**Work to be completed**
How many lines of the data hold the word "color"? State the number and nothing else.
· · · · ·
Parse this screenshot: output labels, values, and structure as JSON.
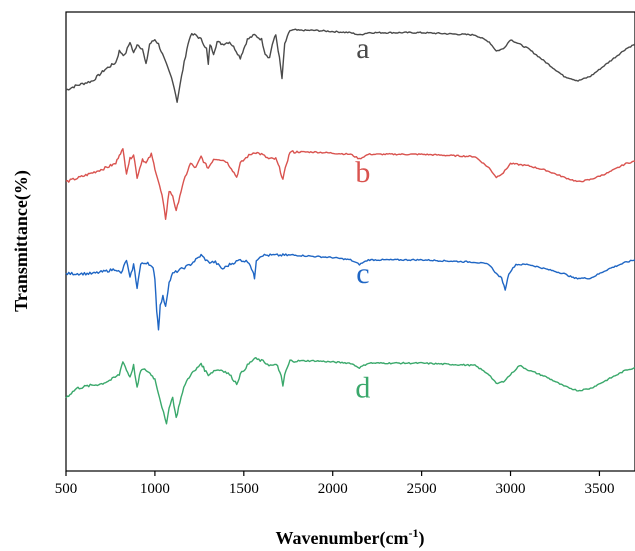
{
  "chart_data": {
    "type": "line",
    "title": "",
    "xlabel": "Wavenumber(cm",
    "xlabel_sup": "-1",
    "xlabel_close": ")",
    "ylabel": "Transmittance(%)",
    "xlim": [
      500,
      3700
    ],
    "ylim": [
      0,
      100
    ],
    "x_ticks": [
      500,
      1000,
      1500,
      2000,
      2500,
      3000,
      3500
    ],
    "x_tick_labels": [
      "500",
      "1000",
      "1500",
      "2000",
      "2500",
      "3000",
      "3500"
    ],
    "y_ticks_visible": false,
    "grid": false,
    "legend": "labels placed next to each curve",
    "series": [
      {
        "name": "a",
        "color": "#4a4a4a",
        "points": [
          [
            500,
            83
          ],
          [
            560,
            84
          ],
          [
            650,
            85
          ],
          [
            720,
            87.5
          ],
          [
            780,
            89
          ],
          [
            800,
            91.5
          ],
          [
            830,
            90.5
          ],
          [
            860,
            93.5
          ],
          [
            880,
            91
          ],
          [
            900,
            93
          ],
          [
            930,
            92
          ],
          [
            950,
            88.5
          ],
          [
            970,
            93
          ],
          [
            1000,
            94
          ],
          [
            1020,
            93
          ],
          [
            1050,
            90
          ],
          [
            1080,
            87
          ],
          [
            1100,
            85
          ],
          [
            1125,
            80.5
          ],
          [
            1150,
            86
          ],
          [
            1180,
            92
          ],
          [
            1200,
            95
          ],
          [
            1230,
            95
          ],
          [
            1260,
            94
          ],
          [
            1290,
            92
          ],
          [
            1300,
            88.5
          ],
          [
            1310,
            93
          ],
          [
            1330,
            91
          ],
          [
            1350,
            93.5
          ],
          [
            1380,
            93
          ],
          [
            1420,
            93.5
          ],
          [
            1450,
            92
          ],
          [
            1480,
            90
          ],
          [
            1500,
            92
          ],
          [
            1520,
            94
          ],
          [
            1560,
            95
          ],
          [
            1600,
            94
          ],
          [
            1620,
            91
          ],
          [
            1645,
            90
          ],
          [
            1660,
            93
          ],
          [
            1680,
            95
          ],
          [
            1700,
            90
          ],
          [
            1715,
            85.5
          ],
          [
            1730,
            93
          ],
          [
            1760,
            96
          ],
          [
            1900,
            96
          ],
          [
            2100,
            95.5
          ],
          [
            2150,
            95
          ],
          [
            2200,
            95.5
          ],
          [
            2500,
            95.5
          ],
          [
            2800,
            95
          ],
          [
            2880,
            93.5
          ],
          [
            2920,
            91.5
          ],
          [
            2960,
            92
          ],
          [
            3000,
            94
          ],
          [
            3100,
            92
          ],
          [
            3200,
            89
          ],
          [
            3300,
            86
          ],
          [
            3380,
            85
          ],
          [
            3450,
            86
          ],
          [
            3550,
            89
          ],
          [
            3650,
            92
          ],
          [
            3700,
            93
          ]
        ]
      },
      {
        "name": "b",
        "color": "#d9534f",
        "points": [
          [
            500,
            63
          ],
          [
            580,
            64
          ],
          [
            650,
            65
          ],
          [
            720,
            66
          ],
          [
            780,
            67
          ],
          [
            800,
            69
          ],
          [
            820,
            70
          ],
          [
            840,
            65
          ],
          [
            860,
            68
          ],
          [
            880,
            69
          ],
          [
            900,
            64
          ],
          [
            930,
            68
          ],
          [
            950,
            67
          ],
          [
            980,
            69
          ],
          [
            1000,
            66
          ],
          [
            1020,
            63
          ],
          [
            1040,
            60
          ],
          [
            1060,
            55
          ],
          [
            1080,
            61
          ],
          [
            1100,
            60
          ],
          [
            1120,
            56.5
          ],
          [
            1140,
            60
          ],
          [
            1170,
            64
          ],
          [
            1200,
            67
          ],
          [
            1230,
            66
          ],
          [
            1260,
            68.5
          ],
          [
            1280,
            67
          ],
          [
            1300,
            66
          ],
          [
            1330,
            68
          ],
          [
            1360,
            68
          ],
          [
            1400,
            67.5
          ],
          [
            1430,
            66
          ],
          [
            1460,
            64
          ],
          [
            1480,
            67
          ],
          [
            1520,
            68.5
          ],
          [
            1560,
            69.5
          ],
          [
            1600,
            69
          ],
          [
            1640,
            68
          ],
          [
            1680,
            68
          ],
          [
            1700,
            66
          ],
          [
            1720,
            63.5
          ],
          [
            1740,
            67
          ],
          [
            1760,
            69.5
          ],
          [
            1900,
            69.5
          ],
          [
            2100,
            69
          ],
          [
            2150,
            68
          ],
          [
            2200,
            69
          ],
          [
            2500,
            69
          ],
          [
            2800,
            68.5
          ],
          [
            2880,
            66
          ],
          [
            2920,
            64
          ],
          [
            2960,
            65
          ],
          [
            3000,
            67
          ],
          [
            3100,
            66.5
          ],
          [
            3200,
            65.5
          ],
          [
            3300,
            64
          ],
          [
            3380,
            63
          ],
          [
            3450,
            63.5
          ],
          [
            3550,
            65
          ],
          [
            3650,
            67
          ],
          [
            3700,
            67.5
          ]
        ]
      },
      {
        "name": "c",
        "color": "#1f66c4",
        "points": [
          [
            500,
            43
          ],
          [
            580,
            43
          ],
          [
            650,
            43
          ],
          [
            720,
            43.5
          ],
          [
            780,
            44
          ],
          [
            810,
            43
          ],
          [
            840,
            46
          ],
          [
            860,
            42
          ],
          [
            880,
            45
          ],
          [
            900,
            40
          ],
          [
            920,
            45
          ],
          [
            960,
            45.5
          ],
          [
            990,
            44
          ],
          [
            1000,
            42
          ],
          [
            1010,
            35
          ],
          [
            1020,
            31
          ],
          [
            1030,
            36
          ],
          [
            1045,
            38
          ],
          [
            1060,
            36
          ],
          [
            1080,
            41
          ],
          [
            1100,
            43
          ],
          [
            1150,
            44
          ],
          [
            1200,
            45
          ],
          [
            1230,
            46
          ],
          [
            1260,
            47
          ],
          [
            1300,
            45.5
          ],
          [
            1340,
            45.5
          ],
          [
            1380,
            44
          ],
          [
            1420,
            45
          ],
          [
            1480,
            46
          ],
          [
            1530,
            45.5
          ],
          [
            1550,
            43.5
          ],
          [
            1560,
            42
          ],
          [
            1570,
            46
          ],
          [
            1600,
            47
          ],
          [
            1800,
            47
          ],
          [
            2000,
            46.5
          ],
          [
            2100,
            46
          ],
          [
            2150,
            45
          ],
          [
            2200,
            46
          ],
          [
            2500,
            46
          ],
          [
            2800,
            45.5
          ],
          [
            2880,
            45
          ],
          [
            2920,
            43
          ],
          [
            2950,
            42
          ],
          [
            2970,
            39.5
          ],
          [
            2990,
            43
          ],
          [
            3030,
            45
          ],
          [
            3100,
            45
          ],
          [
            3200,
            44
          ],
          [
            3300,
            43
          ],
          [
            3360,
            42
          ],
          [
            3450,
            42
          ],
          [
            3550,
            44
          ],
          [
            3650,
            45.5
          ],
          [
            3700,
            46
          ]
        ]
      },
      {
        "name": "d",
        "color": "#3aa86b",
        "points": [
          [
            500,
            16
          ],
          [
            560,
            18
          ],
          [
            620,
            18.5
          ],
          [
            700,
            19
          ],
          [
            760,
            20
          ],
          [
            800,
            21
          ],
          [
            820,
            24
          ],
          [
            840,
            22
          ],
          [
            860,
            20.5
          ],
          [
            880,
            23
          ],
          [
            900,
            18
          ],
          [
            920,
            22
          ],
          [
            950,
            22
          ],
          [
            980,
            21
          ],
          [
            1000,
            20
          ],
          [
            1020,
            17
          ],
          [
            1040,
            14
          ],
          [
            1065,
            10
          ],
          [
            1080,
            14
          ],
          [
            1100,
            16
          ],
          [
            1120,
            11.5
          ],
          [
            1140,
            15
          ],
          [
            1170,
            19
          ],
          [
            1200,
            21
          ],
          [
            1230,
            22
          ],
          [
            1260,
            23.5
          ],
          [
            1280,
            22
          ],
          [
            1300,
            21
          ],
          [
            1340,
            22
          ],
          [
            1380,
            22
          ],
          [
            1420,
            21
          ],
          [
            1460,
            19
          ],
          [
            1480,
            21
          ],
          [
            1520,
            23
          ],
          [
            1560,
            24.5
          ],
          [
            1600,
            24
          ],
          [
            1650,
            23
          ],
          [
            1690,
            23
          ],
          [
            1710,
            20.5
          ],
          [
            1720,
            18.5
          ],
          [
            1730,
            21
          ],
          [
            1760,
            24
          ],
          [
            1900,
            24
          ],
          [
            2100,
            23.5
          ],
          [
            2150,
            22.5
          ],
          [
            2200,
            23.5
          ],
          [
            2500,
            23.5
          ],
          [
            2800,
            23
          ],
          [
            2880,
            21
          ],
          [
            2920,
            19
          ],
          [
            2960,
            19.5
          ],
          [
            3000,
            21
          ],
          [
            3050,
            23
          ],
          [
            3100,
            22
          ],
          [
            3200,
            20.5
          ],
          [
            3300,
            18.5
          ],
          [
            3380,
            17.5
          ],
          [
            3450,
            18
          ],
          [
            3550,
            20
          ],
          [
            3650,
            22
          ],
          [
            3700,
            22.5
          ]
        ]
      }
    ],
    "series_labels": [
      {
        "text": "a",
        "x": 2170,
        "y": 90
      },
      {
        "text": "b",
        "x": 2170,
        "y": 63
      },
      {
        "text": "c",
        "x": 2170,
        "y": 41
      },
      {
        "text": "d",
        "x": 2170,
        "y": 16
      }
    ]
  }
}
· · · · ·
**Finished exercise**
4